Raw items
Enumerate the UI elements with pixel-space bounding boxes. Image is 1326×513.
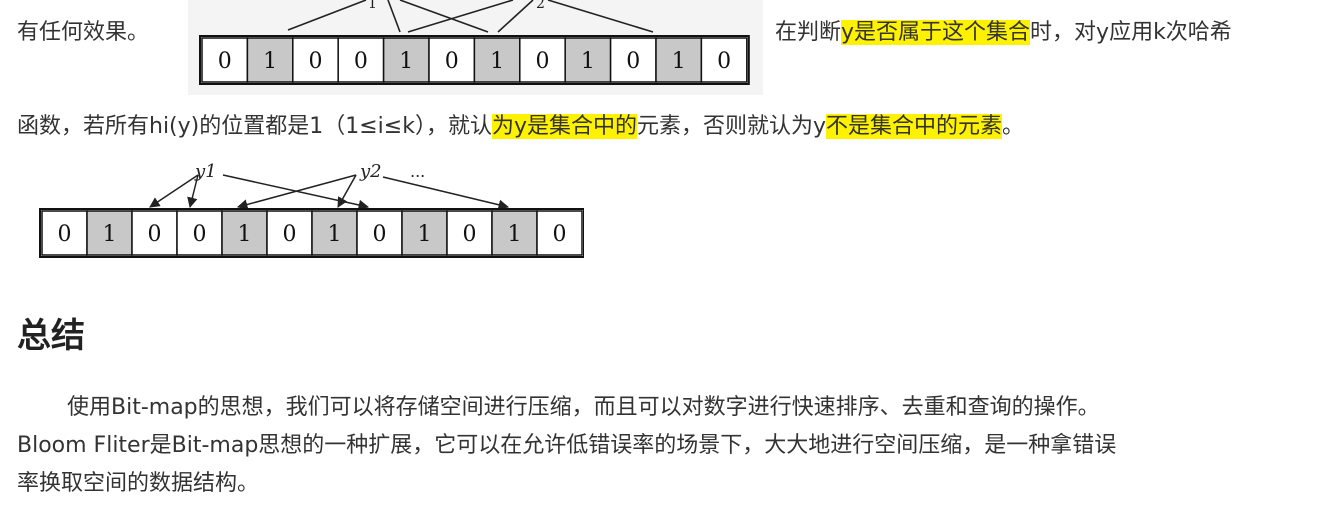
ellipsis-label: ... (410, 162, 425, 181)
text-line-2-p1: 函数，若所有hi(y)的位置都是1（1≤i≤k），就认 (17, 114, 492, 139)
bottom-bit-bit: 1 (418, 222, 432, 247)
bottom-bit-bit: 0 (148, 222, 162, 247)
bottom-bit-bit: 1 (328, 222, 342, 247)
text-line-2-p2: 元素，否则就认为y (637, 114, 827, 139)
section-heading-summary: 总结 (17, 316, 85, 356)
summary-paragraph: 使用Bit-map的思想，我们可以将存储空间进行压缩，而且可以对数字进行快速排序… (17, 389, 1317, 503)
top-bit-bit: 1 (399, 49, 413, 74)
top-bit-bit: 0 (717, 49, 731, 74)
bottom-bit-bit: 1 (508, 222, 522, 247)
top-bit-bit: 0 (354, 49, 368, 74)
hash-label-2: 2 (536, 0, 545, 12)
summary-line-2: Bloom Fliter是Bit-map思想的一种扩展，它可以在允许低错误率的场… (17, 433, 1117, 458)
top-bit-bit: 1 (490, 49, 504, 74)
top-bit-bit: 0 (626, 49, 640, 74)
bottom-bit-bit: 1 (103, 222, 117, 247)
highlight-not-in-set: 不是集合中的元素 (826, 114, 1003, 139)
top-bit-bit: 0 (218, 49, 232, 74)
text-line-2-p3: 。 (1002, 114, 1025, 139)
top-bit-bit: 0 (309, 49, 323, 74)
element-label-y1: y1 (194, 161, 217, 182)
summary-line-1: 使用Bit-map的思想，我们可以将存储空间进行压缩，而且可以对数字进行快速排序… (67, 395, 1100, 420)
text-line-2: 函数，若所有hi(y)的位置都是1（1≤i≤k），就认为y是集合中的元素，否则就… (17, 112, 1024, 142)
element-label-y2: y2 (359, 161, 382, 182)
top-bit-bit: 1 (581, 49, 595, 74)
top-bit-bit: 1 (672, 49, 686, 74)
bottom-bit-bit: 0 (283, 222, 297, 247)
bloom-filter-figure-bottom: y1 y2 ... 0 1 0 0 1 0 1 0 1 0 1 0 (39, 161, 584, 258)
text-line-1-left: 有任何效果。 (17, 20, 150, 45)
top-bit-bit: 0 (445, 49, 459, 74)
bloom-filter-figure-top: 1 2 0 1 0 0 1 0 1 0 1 0 1 0 (188, 0, 763, 95)
highlight-is-in-set: 为y是集合中的 (491, 114, 637, 139)
top-bit-bit: 0 (536, 49, 550, 74)
hash-label-1: 1 (368, 0, 377, 12)
highlight-y-in-set: y是否属于这个集合 (841, 20, 1031, 45)
bottom-bit-bit: 1 (238, 222, 252, 247)
bottom-bit-bit: 0 (373, 222, 387, 247)
text-line-1-right: 在判断y是否属于这个集合时，对y应用k次哈希 (775, 18, 1232, 48)
bottom-bit-bit: 0 (463, 222, 477, 247)
bottom-bit-bit: 0 (553, 222, 567, 247)
summary-line-3: 率换取空间的数据结构。 (17, 471, 260, 496)
text-line-1-right-pre: 在判断 (775, 20, 842, 45)
bottom-bit-bit: 0 (58, 222, 72, 247)
text-line-1-right-post: 时，对y应用k次哈希 (1030, 20, 1232, 45)
bottom-bit-bit: 0 (193, 222, 207, 247)
top-bit-bit: 1 (263, 49, 277, 74)
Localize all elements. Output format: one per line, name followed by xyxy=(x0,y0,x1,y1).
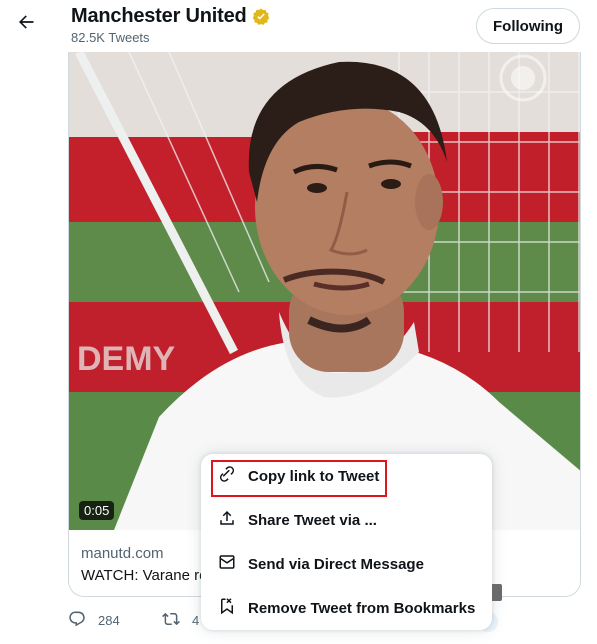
verified-badge-icon xyxy=(251,7,271,27)
retweet-icon xyxy=(162,610,180,631)
copy-link-menu-item[interactable]: Copy link to Tweet xyxy=(201,454,492,498)
retweet-button[interactable]: 4 xyxy=(162,610,199,631)
menu-item-label: Share Tweet via ... xyxy=(248,511,377,529)
video-duration: 0:05 xyxy=(79,501,115,520)
reply-button[interactable]: 284 xyxy=(68,610,120,631)
card-domain: manutd.com xyxy=(81,545,164,562)
card-title: WATCH: Varane re xyxy=(81,567,208,584)
arrow-left-icon xyxy=(16,12,36,37)
share-menu: Copy link to Tweet Share Tweet via ... S… xyxy=(201,454,492,630)
profile-header: Manchester United 82.5K Tweets Following xyxy=(0,0,597,52)
bookmark-remove-icon xyxy=(218,597,248,619)
tweet-count: 82.5K Tweets xyxy=(71,30,150,45)
menu-item-label: Copy link to Tweet xyxy=(248,467,380,485)
menu-item-label: Send via Direct Message xyxy=(248,555,424,573)
profile-title-block: Manchester United 82.5K Tweets xyxy=(71,5,271,45)
profile-name: Manchester United xyxy=(71,5,247,27)
reply-count: 284 xyxy=(98,613,120,628)
envelope-icon xyxy=(218,553,248,575)
send-dm-menu-item[interactable]: Send via Direct Message xyxy=(201,542,492,586)
following-button[interactable]: Following xyxy=(476,8,580,44)
svg-text:DEMY: DEMY xyxy=(77,340,176,378)
share-icon xyxy=(218,509,248,531)
back-button[interactable] xyxy=(8,6,44,42)
link-icon xyxy=(218,465,248,487)
share-via-menu-item[interactable]: Share Tweet via ... xyxy=(201,498,492,542)
reply-icon xyxy=(68,610,86,631)
remove-bookmark-menu-item[interactable]: Remove Tweet from Bookmarks xyxy=(201,586,492,630)
menu-item-label: Remove Tweet from Bookmarks xyxy=(248,599,476,617)
retweet-count: 4 xyxy=(192,613,200,628)
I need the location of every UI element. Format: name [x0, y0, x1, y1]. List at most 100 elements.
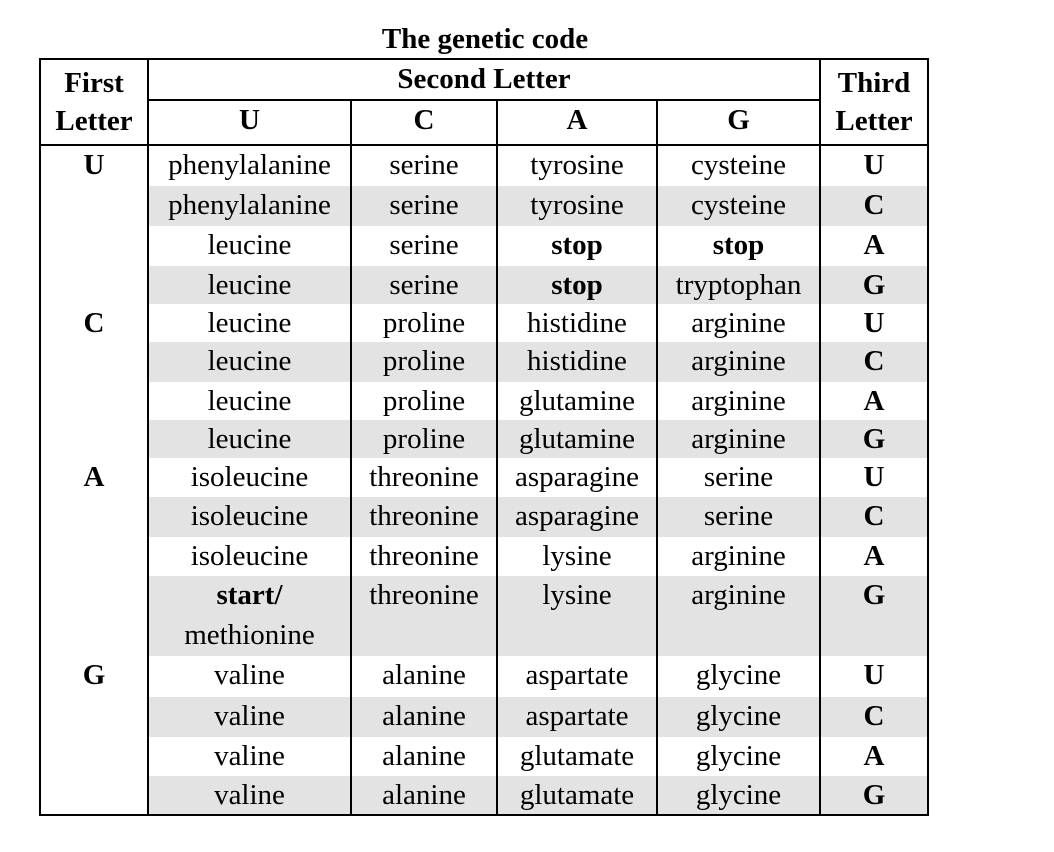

**Stated problem**
Put every line of the items above into a JSON list of strings, one string per line, with blank lines left out. Leave the pictures out of the answer.

**Complete response**
[
  "Enumerate the UI elements with pixel-space bounding boxes. Image is 1326×513.",
  "ellipsis-label: ... (410, 162, 425, 181)",
  "text-line-2-p1: 函数，若所有hi(y)的位置都是1（1≤i≤k），就认 (17, 114, 492, 139)",
  "bottom-bit-bit: 1 (418, 222, 432, 247)",
  "bottom-bit-bit: 0 (148, 222, 162, 247)",
  "bottom-bit-bit: 1 (328, 222, 342, 247)",
  "text-line-2-p2: 元素，否则就认为y (637, 114, 827, 139)",
  "section-heading-summary: 总结 (17, 316, 85, 356)",
  "summary-paragraph: 使用Bit-map的思想，我们可以将存储空间进行压缩，而且可以对数字进行快速排序… (17, 389, 1317, 503)",
  "top-bit-bit: 1 (399, 49, 413, 74)",
  "top-bit-bit: 0 (717, 49, 731, 74)",
  "bottom-bit-bit: 1 (508, 222, 522, 247)",
  "top-bit-bit: 0 (354, 49, 368, 74)",
  "hash-label-2: 2 (536, 0, 545, 12)",
  "summary-line-2: Bloom Fliter是Bit-map思想的一种扩展，它可以在允许低错误率的场… (17, 433, 1117, 458)",
  "top-bit-bit: 1 (490, 49, 504, 74)",
  "top-bit-bit: 0 (626, 49, 640, 74)",
  "bottom-bit-bit: 1 (103, 222, 117, 247)",
  "highlight-not-in-set: 不是集合中的元素 (826, 114, 1003, 139)",
  "top-bit-bit: 0 (218, 49, 232, 74)",
  "text-line-2-p3: 。 (1002, 114, 1025, 139)",
  "top-bit-bit: 0 (309, 49, 323, 74)",
  "element-label-y1: y1 (194, 161, 217, 182)",
  "summary-line-1: 使用Bit-map的思想，我们可以将存储空间进行压缩，而且可以对数字进行快速排序… (67, 395, 1100, 420)",
  "text-line-2: 函数，若所有hi(y)的位置都是1（1≤i≤k），就认为y是集合中的元素，否则就… (17, 112, 1024, 142)",
  "element-label-y2: y2 (359, 161, 382, 182)",
  "top-bit-bit: 1 (581, 49, 595, 74)",
  "top-bit-bit: 1 (672, 49, 686, 74)",
  "bottom-bit-bit: 0 (283, 222, 297, 247)",
  "bloom-filter-figure-bottom: y1 y2 ... 0 1 0 0 1 0 1 0 1 0 1 0 (39, 161, 584, 258)",
  "text-line-1-left: 有任何效果。 (17, 20, 150, 45)",
  "top-bit-bit: 0 (445, 49, 459, 74)",
  "bloom-filter-figure-top: 1 2 0 1 0 0 1 0 1 0 1 0 1 0 (188, 0, 763, 95)",
  "highlight-is-in-set: 为y是集合中的 (491, 114, 637, 139)",
  "top-bit-bit: 0 (536, 49, 550, 74)",
  "hash-label-1: 1 (368, 0, 377, 12)",
  "highlight-y-in-set: y是否属于这个集合 (841, 20, 1031, 45)",
  "bottom-bit-bit: 1 (238, 222, 252, 247)",
  "bottom-bit-bit: 0 (373, 222, 387, 247)",
  "text-line-1-right: 在判断y是否属于这个集合时，对y应用k次哈希 (775, 18, 1232, 48)",
  "bottom-bit-bit: 0 (463, 222, 477, 247)",
  "bottom-bit-bit: 0 (553, 222, 567, 247)",
  "summary-line-3: 率换取空间的数据结构。 (17, 471, 260, 496)",
  "text-line-1-right-pre: 在判断 (775, 20, 842, 45)",
  "bottom-bit-bit: 0 (58, 222, 72, 247)",
  "text-line-1-right-post: 时，对y应用k次哈希 (1030, 20, 1232, 45)",
  "bottom-bit-bit: 0 (193, 222, 207, 247)",
  "top-bit-bit: 1 (263, 49, 277, 74)",
  "Localize all elements. Output format: one per line, name followed by xyxy=(x0,y0,x1,y1).",
  "verified-badge-icon xyxy=(251,7,271,27)",
  "retweet-icon xyxy=(162,610,180,631)",
  "copy-link-menu-item[interactable]: Copy link to Tweet xyxy=(201,454,492,498)",
  "retweet-button[interactable]: 4 xyxy=(162,610,199,631)",
  "menu-item-label: Share Tweet via ... xyxy=(248,511,377,529)",
  "video-duration: 0:05 xyxy=(79,501,115,520)",
  "reply-button[interactable]: 284 xyxy=(68,610,120,631)",
  "card-domain: manutd.com xyxy=(81,545,164,562)",
  "card-title: WATCH: Varane re xyxy=(81,567,208,584)",
  "arrow-left-icon xyxy=(16,12,36,37)",
  "share-menu: Copy link to Tweet Share Tweet via ... S… xyxy=(201,454,492,630)",
  "profile-header: Manchester United 82.5K Tweets Following xyxy=(0,0,597,52)",
  "bookmark-remove-icon xyxy=(218,597,248,619)",
  "tweet-count: 82.5K Tweets xyxy=(71,30,150,45)",
  "menu-item-label: Copy link to Tweet xyxy=(248,467,380,485)",
  "menu-item-label: Send via Direct Message xyxy=(248,555,424,573)",
  "profile-title-block: Manchester United 82.5K Tweets xyxy=(71,5,271,45)",
  "profile-name: Manchester United xyxy=(71,5,247,27)",
  "reply-count: 284 xyxy=(98,613,120,628)",
  "envelope-icon xyxy=(218,553,248,575)",
  "send-dm-menu-item[interactable]: Send via Direct Message xyxy=(201,542,492,586)",
  "following-button[interactable]: Following xyxy=(476,8,580,44)",
  "svg-text:DEMY: DEMY xyxy=(77,340,176,378)",
  "share-icon xyxy=(218,509,248,531)",
  "back-button[interactable] xyxy=(8,6,44,42)",
  "link-icon xyxy=(218,465,248,487)",
  "share-via-menu-item[interactable]: Share Tweet via ... xyxy=(201,498,492,542)",
  "reply-icon xyxy=(68,610,86,631)",
  "remove-bookmark-menu-item[interactable]: Remove Tweet from Bookmarks xyxy=(201,586,492,630)",
  "menu-item-label: Remove Tweet from Bookmarks xyxy=(248,599,476,617)",
  "retweet-count: 4 xyxy=(192,613,200,628)",
  "I need the location of every UI element. Format: name [x0, y0, x1, y1]. List at most 100 elements."
]